__Goal__
In the listing below, identify each line with the word "Routiers" and return those lines.

__Provided records__
○ ○ ○ ○ ○

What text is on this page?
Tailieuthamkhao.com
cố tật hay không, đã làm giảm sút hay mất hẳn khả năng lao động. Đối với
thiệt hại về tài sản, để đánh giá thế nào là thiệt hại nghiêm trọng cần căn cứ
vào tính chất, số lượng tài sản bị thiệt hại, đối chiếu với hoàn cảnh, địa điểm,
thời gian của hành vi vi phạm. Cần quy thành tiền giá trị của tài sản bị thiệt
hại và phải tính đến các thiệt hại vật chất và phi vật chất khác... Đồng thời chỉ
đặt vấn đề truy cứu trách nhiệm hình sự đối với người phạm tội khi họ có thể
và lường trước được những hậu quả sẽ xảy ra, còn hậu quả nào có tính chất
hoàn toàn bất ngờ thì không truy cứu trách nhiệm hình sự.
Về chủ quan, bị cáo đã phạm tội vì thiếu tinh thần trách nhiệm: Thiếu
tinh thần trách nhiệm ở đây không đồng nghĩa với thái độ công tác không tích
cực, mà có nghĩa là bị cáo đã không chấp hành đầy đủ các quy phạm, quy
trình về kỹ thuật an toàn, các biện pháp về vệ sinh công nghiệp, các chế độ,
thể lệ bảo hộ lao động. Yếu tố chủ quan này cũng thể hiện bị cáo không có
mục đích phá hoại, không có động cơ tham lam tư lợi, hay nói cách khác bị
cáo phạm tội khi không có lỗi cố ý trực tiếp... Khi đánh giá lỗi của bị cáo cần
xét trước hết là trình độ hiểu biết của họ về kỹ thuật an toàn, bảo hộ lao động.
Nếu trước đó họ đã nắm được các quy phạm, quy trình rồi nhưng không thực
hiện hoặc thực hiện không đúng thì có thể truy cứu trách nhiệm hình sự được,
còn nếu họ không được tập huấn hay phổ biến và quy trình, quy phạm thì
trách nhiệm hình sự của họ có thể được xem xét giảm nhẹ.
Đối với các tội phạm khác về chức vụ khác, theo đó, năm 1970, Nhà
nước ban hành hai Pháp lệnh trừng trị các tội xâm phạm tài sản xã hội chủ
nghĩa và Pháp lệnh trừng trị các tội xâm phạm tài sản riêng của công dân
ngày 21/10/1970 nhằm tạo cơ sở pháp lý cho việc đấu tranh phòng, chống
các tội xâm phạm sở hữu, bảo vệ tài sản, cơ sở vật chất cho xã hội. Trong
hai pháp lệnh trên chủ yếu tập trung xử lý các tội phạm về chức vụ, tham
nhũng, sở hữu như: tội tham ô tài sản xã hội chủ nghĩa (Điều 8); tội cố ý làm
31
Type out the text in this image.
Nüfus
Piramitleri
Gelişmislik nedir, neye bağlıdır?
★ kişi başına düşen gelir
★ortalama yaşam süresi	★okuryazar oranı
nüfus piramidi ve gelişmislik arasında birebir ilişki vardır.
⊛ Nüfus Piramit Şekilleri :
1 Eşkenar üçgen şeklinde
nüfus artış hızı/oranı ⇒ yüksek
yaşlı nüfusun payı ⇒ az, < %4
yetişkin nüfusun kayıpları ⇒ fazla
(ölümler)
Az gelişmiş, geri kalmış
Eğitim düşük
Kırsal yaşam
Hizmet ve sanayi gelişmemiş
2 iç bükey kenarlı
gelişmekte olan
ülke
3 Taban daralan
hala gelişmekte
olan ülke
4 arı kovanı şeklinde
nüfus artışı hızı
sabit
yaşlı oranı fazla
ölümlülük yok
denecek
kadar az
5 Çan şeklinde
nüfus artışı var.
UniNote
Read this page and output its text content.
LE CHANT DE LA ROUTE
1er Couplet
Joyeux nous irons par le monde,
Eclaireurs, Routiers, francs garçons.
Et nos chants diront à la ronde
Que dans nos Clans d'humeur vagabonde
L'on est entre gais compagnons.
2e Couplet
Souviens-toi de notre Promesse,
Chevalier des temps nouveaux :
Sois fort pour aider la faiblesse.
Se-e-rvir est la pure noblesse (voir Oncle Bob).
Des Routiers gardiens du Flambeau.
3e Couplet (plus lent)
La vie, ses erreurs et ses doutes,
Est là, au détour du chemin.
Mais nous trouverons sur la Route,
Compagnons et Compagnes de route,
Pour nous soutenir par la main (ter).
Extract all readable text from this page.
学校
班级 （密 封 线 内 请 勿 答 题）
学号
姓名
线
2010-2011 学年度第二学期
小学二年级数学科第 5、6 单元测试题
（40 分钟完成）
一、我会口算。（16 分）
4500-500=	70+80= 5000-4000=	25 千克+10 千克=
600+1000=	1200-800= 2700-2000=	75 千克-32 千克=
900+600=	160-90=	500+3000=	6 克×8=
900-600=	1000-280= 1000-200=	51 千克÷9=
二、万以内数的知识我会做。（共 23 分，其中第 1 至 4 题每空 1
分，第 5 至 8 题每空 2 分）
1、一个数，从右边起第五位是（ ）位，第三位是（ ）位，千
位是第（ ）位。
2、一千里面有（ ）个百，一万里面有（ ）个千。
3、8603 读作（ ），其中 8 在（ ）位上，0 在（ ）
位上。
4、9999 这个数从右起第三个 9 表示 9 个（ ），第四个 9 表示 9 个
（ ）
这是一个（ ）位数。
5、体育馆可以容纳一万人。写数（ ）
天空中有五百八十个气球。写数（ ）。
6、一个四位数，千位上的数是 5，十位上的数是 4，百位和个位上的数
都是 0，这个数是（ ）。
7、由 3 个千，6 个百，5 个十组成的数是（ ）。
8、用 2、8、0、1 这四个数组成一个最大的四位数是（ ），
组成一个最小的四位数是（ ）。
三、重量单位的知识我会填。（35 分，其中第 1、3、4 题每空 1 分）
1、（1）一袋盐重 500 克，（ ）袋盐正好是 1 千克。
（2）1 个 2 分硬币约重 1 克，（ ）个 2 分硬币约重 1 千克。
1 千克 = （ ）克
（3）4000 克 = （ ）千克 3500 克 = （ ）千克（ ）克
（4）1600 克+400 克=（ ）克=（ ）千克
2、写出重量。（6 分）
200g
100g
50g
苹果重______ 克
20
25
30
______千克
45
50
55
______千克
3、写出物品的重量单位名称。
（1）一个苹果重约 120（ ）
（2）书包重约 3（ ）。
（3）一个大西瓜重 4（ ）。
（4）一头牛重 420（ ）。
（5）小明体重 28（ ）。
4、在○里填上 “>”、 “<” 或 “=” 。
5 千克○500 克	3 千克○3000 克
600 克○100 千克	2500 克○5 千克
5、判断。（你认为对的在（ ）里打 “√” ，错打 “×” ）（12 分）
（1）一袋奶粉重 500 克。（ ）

○ ○ ○ ○ ○

__Task response__
Eclaireurs, Routiers, francs garçons.
Des Routiers gardiens du Flambeau.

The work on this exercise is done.